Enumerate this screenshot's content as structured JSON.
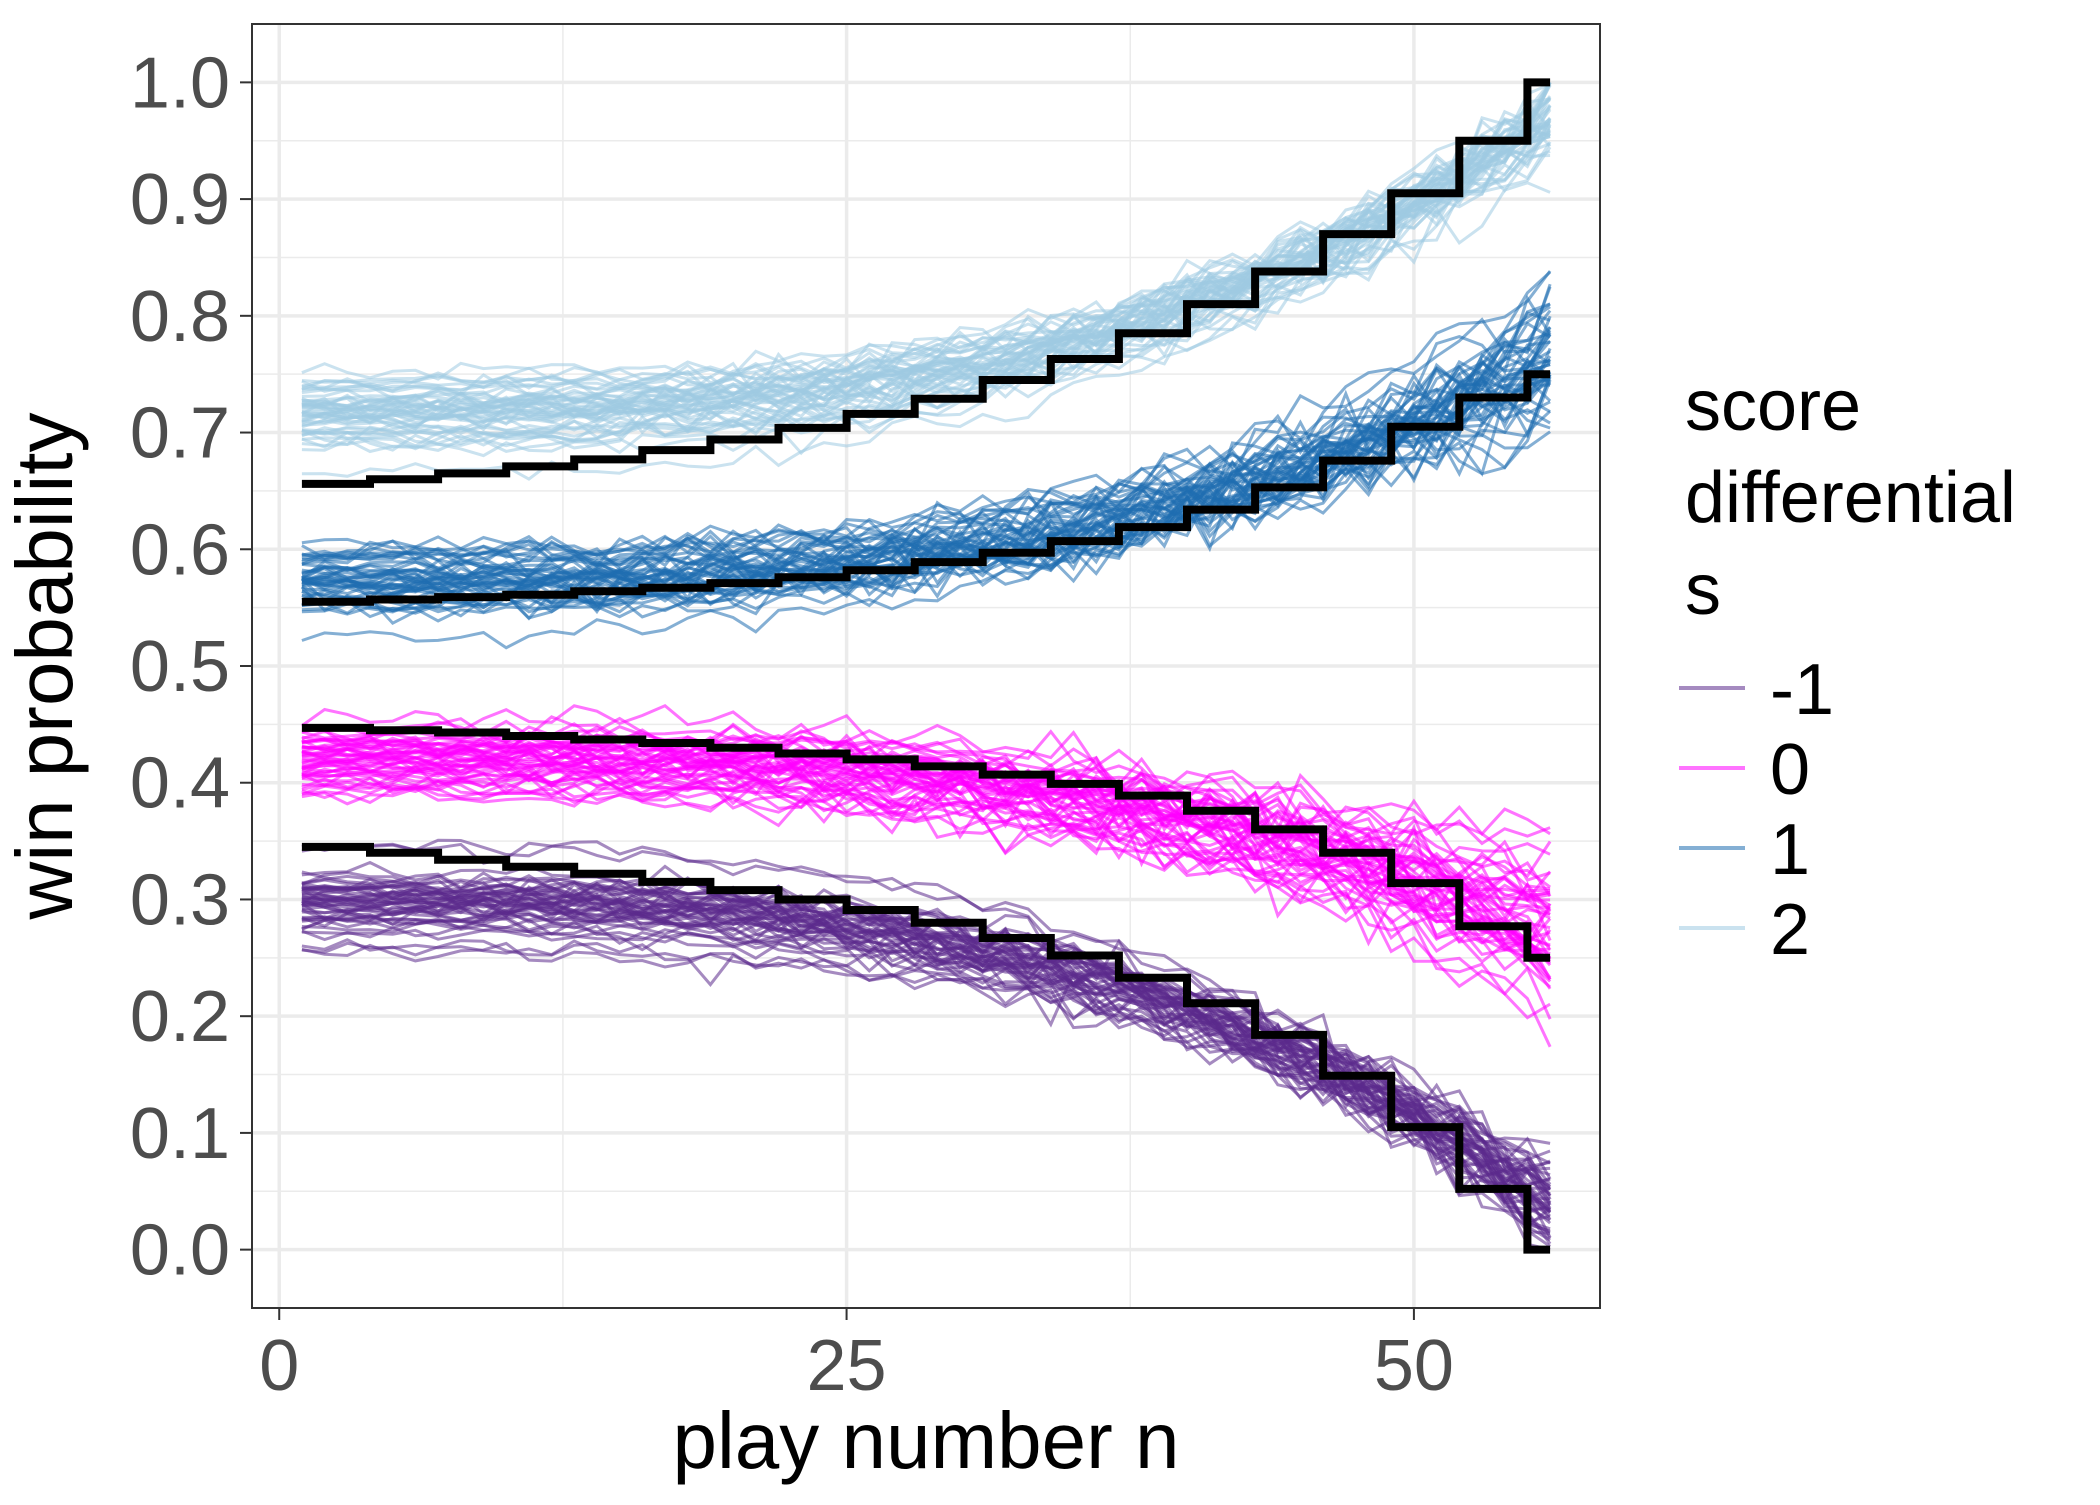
{
  "chart_data": {
    "type": "line",
    "title": "",
    "xlabel": "play number n",
    "ylabel": "win probability",
    "xlim": [
      -1.2,
      58.2
    ],
    "ylim": [
      -0.05,
      1.05
    ],
    "x_ticks": [
      0,
      25,
      50
    ],
    "x_tick_labels": [
      "0",
      "25",
      "50"
    ],
    "y_ticks": [
      0.0,
      0.1,
      0.2,
      0.3,
      0.4,
      0.5,
      0.6,
      0.7,
      0.8,
      0.9,
      1.0
    ],
    "y_tick_labels": [
      "0.0",
      "0.1",
      "0.2",
      "0.3",
      "0.4",
      "0.5",
      "0.6",
      "0.7",
      "0.8",
      "0.9",
      "1.0"
    ],
    "grid": true,
    "theme": "bw",
    "legend": {
      "title_lines": [
        "score",
        "differential",
        "s"
      ],
      "position": "right",
      "items": [
        {
          "label": "-1",
          "color": "#5b2a8c",
          "opacity": 0.55
        },
        {
          "label": "0",
          "color": "#ff00ff",
          "opacity": 0.55
        },
        {
          "label": "1",
          "color": "#1f6eb0",
          "opacity": 0.55
        },
        {
          "label": "2",
          "color": "#9ecae1",
          "opacity": 0.55
        }
      ]
    },
    "series": [
      {
        "name": "-1",
        "color": "#5b2a8c",
        "sim_curve": {
          "n_lines": 50,
          "x_start": 1,
          "x_end": 56,
          "start_mean": 0.3,
          "start_spread": 0.03,
          "end_mean": 0.04,
          "end_spread": 0.03,
          "noise": 0.008
        },
        "true_steps": {
          "x": [
            1,
            4,
            7,
            10,
            13,
            16,
            19,
            22,
            25,
            28,
            31,
            34,
            37,
            40,
            43,
            46,
            49,
            52,
            55
          ],
          "y": [
            0.345,
            0.34,
            0.334,
            0.328,
            0.322,
            0.315,
            0.308,
            0.3,
            0.291,
            0.28,
            0.267,
            0.252,
            0.233,
            0.211,
            0.184,
            0.149,
            0.105,
            0.052,
            0.0
          ],
          "x_end": 56
        }
      },
      {
        "name": "0",
        "color": "#ff00ff",
        "sim_curve": {
          "n_lines": 50,
          "x_start": 1,
          "x_end": 56,
          "start_mean": 0.42,
          "start_spread": 0.03,
          "end_mean": 0.28,
          "end_spread": 0.08,
          "noise": 0.009
        },
        "true_steps": {
          "x": [
            1,
            4,
            7,
            10,
            13,
            16,
            19,
            22,
            25,
            28,
            31,
            34,
            37,
            40,
            43,
            46,
            49,
            52,
            55
          ],
          "y": [
            0.447,
            0.445,
            0.443,
            0.44,
            0.437,
            0.434,
            0.43,
            0.425,
            0.42,
            0.414,
            0.407,
            0.399,
            0.389,
            0.376,
            0.36,
            0.34,
            0.314,
            0.277,
            0.25
          ],
          "x_end": 56
        }
      },
      {
        "name": "1",
        "color": "#1f6eb0",
        "sim_curve": {
          "n_lines": 50,
          "x_start": 1,
          "x_end": 56,
          "start_mean": 0.575,
          "start_spread": 0.035,
          "end_mean": 0.76,
          "end_spread": 0.05,
          "noise": 0.01
        },
        "true_steps": {
          "x": [
            1,
            4,
            7,
            10,
            13,
            16,
            19,
            22,
            25,
            28,
            31,
            34,
            37,
            40,
            43,
            46,
            49,
            52,
            55
          ],
          "y": [
            0.555,
            0.557,
            0.559,
            0.561,
            0.564,
            0.567,
            0.571,
            0.576,
            0.582,
            0.589,
            0.597,
            0.607,
            0.619,
            0.634,
            0.653,
            0.676,
            0.705,
            0.73,
            0.75
          ],
          "x_end": 56
        }
      },
      {
        "name": "2",
        "color": "#9ecae1",
        "sim_curve": {
          "n_lines": 50,
          "x_start": 1,
          "x_end": 56,
          "start_mean": 0.715,
          "start_spread": 0.03,
          "end_mean": 0.97,
          "end_spread": 0.03,
          "noise": 0.008
        },
        "true_steps": {
          "x": [
            1,
            4,
            7,
            10,
            13,
            16,
            19,
            22,
            25,
            28,
            31,
            34,
            37,
            40,
            43,
            46,
            49,
            52,
            55
          ],
          "y": [
            0.656,
            0.66,
            0.665,
            0.671,
            0.677,
            0.685,
            0.694,
            0.704,
            0.716,
            0.729,
            0.745,
            0.763,
            0.785,
            0.81,
            0.838,
            0.87,
            0.905,
            0.95,
            1.0
          ],
          "x_end": 56
        }
      }
    ]
  }
}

▶ AIM OF THE EXERCISE: Show every line above in which the word "noise" occurs.

▶ RESPONSE:
          "noise": 0.008
          "noise": 0.009
          "noise": 0.01
          "noise": 0.008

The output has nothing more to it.